** begin Supplied data **

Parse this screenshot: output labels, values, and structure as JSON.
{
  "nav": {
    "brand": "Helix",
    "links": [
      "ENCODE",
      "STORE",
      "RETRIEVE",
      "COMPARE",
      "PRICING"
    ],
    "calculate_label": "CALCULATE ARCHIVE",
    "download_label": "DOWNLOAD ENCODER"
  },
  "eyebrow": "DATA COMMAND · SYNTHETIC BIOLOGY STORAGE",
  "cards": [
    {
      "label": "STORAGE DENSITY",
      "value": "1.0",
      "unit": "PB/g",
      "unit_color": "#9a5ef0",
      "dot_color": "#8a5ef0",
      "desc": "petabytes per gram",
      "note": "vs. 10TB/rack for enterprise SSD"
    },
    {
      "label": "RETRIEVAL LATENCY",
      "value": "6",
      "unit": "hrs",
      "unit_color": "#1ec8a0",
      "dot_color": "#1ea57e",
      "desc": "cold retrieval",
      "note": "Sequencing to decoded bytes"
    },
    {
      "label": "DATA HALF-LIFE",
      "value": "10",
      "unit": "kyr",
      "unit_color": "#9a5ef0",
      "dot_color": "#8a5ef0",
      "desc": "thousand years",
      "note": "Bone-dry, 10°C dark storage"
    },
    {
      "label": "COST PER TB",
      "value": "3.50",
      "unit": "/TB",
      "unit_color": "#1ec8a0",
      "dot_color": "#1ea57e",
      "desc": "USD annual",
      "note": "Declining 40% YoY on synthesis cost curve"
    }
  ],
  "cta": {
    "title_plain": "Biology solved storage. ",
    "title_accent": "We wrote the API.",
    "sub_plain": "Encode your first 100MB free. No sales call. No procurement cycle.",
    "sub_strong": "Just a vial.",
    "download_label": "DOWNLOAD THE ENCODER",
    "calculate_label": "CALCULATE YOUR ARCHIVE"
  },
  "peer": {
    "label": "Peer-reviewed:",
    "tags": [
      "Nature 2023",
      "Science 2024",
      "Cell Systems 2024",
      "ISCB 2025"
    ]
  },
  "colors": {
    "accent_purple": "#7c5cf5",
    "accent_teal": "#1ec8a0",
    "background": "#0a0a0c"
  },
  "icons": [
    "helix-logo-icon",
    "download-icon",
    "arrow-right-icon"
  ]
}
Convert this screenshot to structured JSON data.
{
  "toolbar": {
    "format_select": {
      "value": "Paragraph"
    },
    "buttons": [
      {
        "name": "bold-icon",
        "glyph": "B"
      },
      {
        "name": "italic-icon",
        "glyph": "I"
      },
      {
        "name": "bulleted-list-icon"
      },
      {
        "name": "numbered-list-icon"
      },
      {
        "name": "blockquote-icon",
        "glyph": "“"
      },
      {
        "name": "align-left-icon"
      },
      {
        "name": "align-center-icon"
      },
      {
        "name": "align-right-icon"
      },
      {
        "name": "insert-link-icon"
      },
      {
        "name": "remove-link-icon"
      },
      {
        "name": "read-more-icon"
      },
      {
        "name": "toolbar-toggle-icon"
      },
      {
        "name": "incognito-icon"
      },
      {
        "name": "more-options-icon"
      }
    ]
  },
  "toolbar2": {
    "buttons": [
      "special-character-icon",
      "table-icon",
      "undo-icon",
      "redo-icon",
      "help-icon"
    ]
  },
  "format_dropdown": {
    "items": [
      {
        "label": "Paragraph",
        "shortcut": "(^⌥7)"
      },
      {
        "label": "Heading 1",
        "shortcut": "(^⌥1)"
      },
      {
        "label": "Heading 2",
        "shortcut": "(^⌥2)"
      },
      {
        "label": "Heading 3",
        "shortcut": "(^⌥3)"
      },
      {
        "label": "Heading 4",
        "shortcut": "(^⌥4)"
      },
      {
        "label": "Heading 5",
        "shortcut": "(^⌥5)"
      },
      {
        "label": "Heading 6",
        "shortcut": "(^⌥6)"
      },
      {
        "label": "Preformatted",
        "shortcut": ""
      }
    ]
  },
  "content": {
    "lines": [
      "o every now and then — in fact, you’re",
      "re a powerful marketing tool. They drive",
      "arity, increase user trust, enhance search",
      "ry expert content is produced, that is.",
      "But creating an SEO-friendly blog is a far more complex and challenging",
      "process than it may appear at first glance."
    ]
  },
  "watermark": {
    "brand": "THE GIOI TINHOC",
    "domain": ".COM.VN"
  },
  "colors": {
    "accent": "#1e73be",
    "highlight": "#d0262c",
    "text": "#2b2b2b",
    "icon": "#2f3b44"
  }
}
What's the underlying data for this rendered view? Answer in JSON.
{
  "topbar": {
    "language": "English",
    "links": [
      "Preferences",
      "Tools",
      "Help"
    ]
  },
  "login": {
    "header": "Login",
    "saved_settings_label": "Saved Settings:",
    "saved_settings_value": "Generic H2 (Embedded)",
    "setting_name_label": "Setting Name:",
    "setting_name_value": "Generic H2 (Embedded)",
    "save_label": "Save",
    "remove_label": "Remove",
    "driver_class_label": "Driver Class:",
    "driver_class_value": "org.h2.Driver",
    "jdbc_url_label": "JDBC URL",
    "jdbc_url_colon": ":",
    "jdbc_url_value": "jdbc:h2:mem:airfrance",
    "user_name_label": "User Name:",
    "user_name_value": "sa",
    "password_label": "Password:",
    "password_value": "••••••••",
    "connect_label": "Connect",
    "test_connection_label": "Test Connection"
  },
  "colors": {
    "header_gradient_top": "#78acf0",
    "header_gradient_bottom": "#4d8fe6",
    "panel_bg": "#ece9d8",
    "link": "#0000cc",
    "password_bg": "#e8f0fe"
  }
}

** end Supplied data **

- _Required task_: Looking back at the lines above, state how many contain the word "Heading", and supply nothing besides the number.

- _Task output_: 6